_Requirements_:
Restate the entries below word for word, omitting nothing.

_Recorded data_:
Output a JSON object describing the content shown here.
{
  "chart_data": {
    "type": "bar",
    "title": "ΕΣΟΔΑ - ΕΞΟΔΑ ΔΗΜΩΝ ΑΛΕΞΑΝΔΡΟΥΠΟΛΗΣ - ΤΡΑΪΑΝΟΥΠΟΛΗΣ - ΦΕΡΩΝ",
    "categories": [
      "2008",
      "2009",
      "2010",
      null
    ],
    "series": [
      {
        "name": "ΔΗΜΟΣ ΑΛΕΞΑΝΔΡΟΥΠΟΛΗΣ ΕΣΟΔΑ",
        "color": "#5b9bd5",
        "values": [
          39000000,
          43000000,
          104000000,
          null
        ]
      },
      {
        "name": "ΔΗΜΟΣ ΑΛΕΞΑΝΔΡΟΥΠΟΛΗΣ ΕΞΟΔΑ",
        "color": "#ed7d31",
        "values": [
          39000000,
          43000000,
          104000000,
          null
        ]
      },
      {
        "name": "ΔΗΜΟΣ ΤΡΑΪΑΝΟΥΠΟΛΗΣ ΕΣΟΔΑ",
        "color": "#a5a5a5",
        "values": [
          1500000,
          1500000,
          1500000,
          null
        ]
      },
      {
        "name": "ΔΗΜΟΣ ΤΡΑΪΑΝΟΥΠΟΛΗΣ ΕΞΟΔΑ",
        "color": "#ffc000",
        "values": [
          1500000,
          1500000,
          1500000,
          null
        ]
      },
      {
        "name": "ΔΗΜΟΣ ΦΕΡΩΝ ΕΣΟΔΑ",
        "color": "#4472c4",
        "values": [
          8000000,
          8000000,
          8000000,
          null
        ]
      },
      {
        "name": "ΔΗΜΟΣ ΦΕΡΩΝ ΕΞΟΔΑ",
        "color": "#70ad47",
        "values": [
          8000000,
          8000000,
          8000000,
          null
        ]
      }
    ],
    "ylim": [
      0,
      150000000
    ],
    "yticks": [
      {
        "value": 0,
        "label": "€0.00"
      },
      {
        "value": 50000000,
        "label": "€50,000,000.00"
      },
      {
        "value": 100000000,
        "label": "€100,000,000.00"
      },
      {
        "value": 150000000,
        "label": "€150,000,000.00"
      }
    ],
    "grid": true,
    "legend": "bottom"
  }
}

_Problem solution_:
Output a JSON object describing the content shown here.
{
  "chart_data": {
    "type": "bar",
    "title": "ΕΣΟΔΑ - ΕΞΟΔΑ ΔΗΜΩΝ ΑΛΕΞΑΝΔΡΟΥΠΟΛΗΣ - ΤΡΑΪΑΝΟΥΠΟΛΗΣ - ΦΕΡΩΝ",
    "categories": [
      "2008",
      "2009",
      "2010",
      null
    ],
    "series": [
      {
        "name": "ΔΗΜΟΣ ΑΛΕΞΑΝΔΡΟΥΠΟΛΗΣ ΕΣΟΔΑ",
        "color": "#5b9bd5",
        "values": [
          39000000,
          43000000,
          104000000,
          null
        ]
      },
      {
        "name": "ΔΗΜΟΣ ΑΛΕΞΑΝΔΡΟΥΠΟΛΗΣ ΕΞΟΔΑ",
        "color": "#ed7d31",
        "values": [
          39000000,
          43000000,
          104000000,
          null
        ]
      },
      {
        "name": "ΔΗΜΟΣ ΤΡΑΪΑΝΟΥΠΟΛΗΣ ΕΣΟΔΑ",
        "color": "#a5a5a5",
        "values": [
          1500000,
          1500000,
          1500000,
          null
        ]
      },
      {
        "name": "ΔΗΜΟΣ ΤΡΑΪΑΝΟΥΠΟΛΗΣ ΕΞΟΔΑ",
        "color": "#ffc000",
        "values": [
          1500000,
          1500000,
          1500000,
          null
        ]
      },
      {
        "name": "ΔΗΜΟΣ ΦΕΡΩΝ ΕΣΟΔΑ",
        "color": "#4472c4",
        "values": [
          8000000,
          8000000,
          8000000,
          null
        ]
      },
      {
        "name": "ΔΗΜΟΣ ΦΕΡΩΝ ΕΞΟΔΑ",
        "color": "#70ad47",
        "values": [
          8000000,
          8000000,
          8000000,
          null
        ]
      }
    ],
    "ylim": [
      0,
      150000000
    ],
    "yticks": [
      {
        "value": 0,
        "label": "€0.00"
      },
      {
        "value": 50000000,
        "label": "€50,000,000.00"
      },
      {
        "value": 100000000,
        "label": "€100,000,000.00"
      },
      {
        "value": 150000000,
        "label": "€150,000,000.00"
      }
    ],
    "grid": true,
    "legend": "bottom"
  }
}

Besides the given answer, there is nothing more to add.